Written problem |
Count every line that has the word "mass" in it; give no more than the number.
— START The input —
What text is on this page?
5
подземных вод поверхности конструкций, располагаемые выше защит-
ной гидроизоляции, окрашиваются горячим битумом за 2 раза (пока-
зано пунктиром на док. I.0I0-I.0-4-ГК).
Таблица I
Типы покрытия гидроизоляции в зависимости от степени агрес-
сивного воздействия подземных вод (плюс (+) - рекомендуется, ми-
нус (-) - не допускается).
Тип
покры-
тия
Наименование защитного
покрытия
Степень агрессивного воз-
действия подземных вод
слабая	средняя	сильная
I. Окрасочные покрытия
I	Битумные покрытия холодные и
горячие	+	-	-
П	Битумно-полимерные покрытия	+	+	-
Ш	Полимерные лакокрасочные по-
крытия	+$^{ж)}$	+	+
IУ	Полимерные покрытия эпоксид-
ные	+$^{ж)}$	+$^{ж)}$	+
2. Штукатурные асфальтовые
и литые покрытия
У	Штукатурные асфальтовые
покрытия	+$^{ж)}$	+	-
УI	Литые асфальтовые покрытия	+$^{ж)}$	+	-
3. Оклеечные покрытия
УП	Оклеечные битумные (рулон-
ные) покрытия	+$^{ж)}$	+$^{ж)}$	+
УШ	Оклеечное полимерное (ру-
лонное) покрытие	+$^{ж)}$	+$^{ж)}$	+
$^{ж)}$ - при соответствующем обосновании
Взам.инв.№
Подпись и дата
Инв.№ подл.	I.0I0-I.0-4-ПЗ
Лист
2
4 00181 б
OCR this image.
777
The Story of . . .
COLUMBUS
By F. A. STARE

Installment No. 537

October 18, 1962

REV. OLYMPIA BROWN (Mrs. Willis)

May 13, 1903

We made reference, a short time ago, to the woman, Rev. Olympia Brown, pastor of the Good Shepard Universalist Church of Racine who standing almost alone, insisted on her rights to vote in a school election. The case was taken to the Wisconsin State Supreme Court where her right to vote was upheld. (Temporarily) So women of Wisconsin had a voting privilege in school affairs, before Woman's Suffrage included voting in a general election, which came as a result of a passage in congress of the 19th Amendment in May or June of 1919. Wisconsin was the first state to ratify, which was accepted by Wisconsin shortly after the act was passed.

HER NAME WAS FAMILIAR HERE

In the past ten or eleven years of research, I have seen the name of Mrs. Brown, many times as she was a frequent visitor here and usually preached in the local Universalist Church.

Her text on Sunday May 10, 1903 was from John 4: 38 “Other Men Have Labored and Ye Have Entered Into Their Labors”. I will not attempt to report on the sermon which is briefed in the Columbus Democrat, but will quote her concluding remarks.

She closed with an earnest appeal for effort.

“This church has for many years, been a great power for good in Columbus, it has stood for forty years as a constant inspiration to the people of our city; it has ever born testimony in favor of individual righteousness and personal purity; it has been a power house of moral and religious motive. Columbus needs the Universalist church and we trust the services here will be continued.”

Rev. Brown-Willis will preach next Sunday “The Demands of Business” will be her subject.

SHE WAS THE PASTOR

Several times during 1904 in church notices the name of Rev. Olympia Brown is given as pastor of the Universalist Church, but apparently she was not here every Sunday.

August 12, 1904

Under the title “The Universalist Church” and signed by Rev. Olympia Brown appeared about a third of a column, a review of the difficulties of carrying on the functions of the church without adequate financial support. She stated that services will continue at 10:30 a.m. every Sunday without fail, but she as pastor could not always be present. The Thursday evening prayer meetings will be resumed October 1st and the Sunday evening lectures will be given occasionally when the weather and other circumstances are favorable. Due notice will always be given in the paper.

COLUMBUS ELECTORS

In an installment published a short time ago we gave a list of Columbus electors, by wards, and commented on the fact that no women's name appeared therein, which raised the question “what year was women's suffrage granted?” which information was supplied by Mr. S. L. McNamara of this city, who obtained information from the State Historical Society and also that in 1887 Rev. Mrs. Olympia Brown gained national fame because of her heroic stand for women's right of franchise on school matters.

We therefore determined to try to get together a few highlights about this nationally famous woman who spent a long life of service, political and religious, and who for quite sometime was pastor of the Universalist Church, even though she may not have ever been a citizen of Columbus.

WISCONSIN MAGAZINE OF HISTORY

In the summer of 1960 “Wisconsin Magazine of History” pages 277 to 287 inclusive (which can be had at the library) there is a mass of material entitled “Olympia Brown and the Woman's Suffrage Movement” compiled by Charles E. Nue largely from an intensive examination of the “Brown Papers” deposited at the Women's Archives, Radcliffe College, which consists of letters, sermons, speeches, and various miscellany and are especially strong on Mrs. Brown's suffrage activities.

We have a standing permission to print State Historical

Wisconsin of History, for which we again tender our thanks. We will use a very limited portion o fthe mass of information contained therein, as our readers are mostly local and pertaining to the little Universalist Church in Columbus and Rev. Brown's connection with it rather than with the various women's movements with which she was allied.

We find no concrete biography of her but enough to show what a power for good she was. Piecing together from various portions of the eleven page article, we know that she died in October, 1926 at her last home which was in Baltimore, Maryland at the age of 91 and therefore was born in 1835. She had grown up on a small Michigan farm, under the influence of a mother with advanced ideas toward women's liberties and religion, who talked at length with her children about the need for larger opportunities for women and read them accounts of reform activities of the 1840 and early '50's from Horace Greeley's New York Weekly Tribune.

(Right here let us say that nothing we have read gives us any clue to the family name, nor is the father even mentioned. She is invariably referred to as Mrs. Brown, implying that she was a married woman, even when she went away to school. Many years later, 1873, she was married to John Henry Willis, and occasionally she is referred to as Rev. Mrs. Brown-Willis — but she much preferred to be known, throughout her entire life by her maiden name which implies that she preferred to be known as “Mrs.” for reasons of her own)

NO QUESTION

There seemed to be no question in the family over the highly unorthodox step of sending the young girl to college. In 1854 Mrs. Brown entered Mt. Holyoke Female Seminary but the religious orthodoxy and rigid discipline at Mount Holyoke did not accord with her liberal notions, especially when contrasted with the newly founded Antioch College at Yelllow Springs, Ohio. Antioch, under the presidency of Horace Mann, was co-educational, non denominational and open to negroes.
— END The input —
Finished answer |
2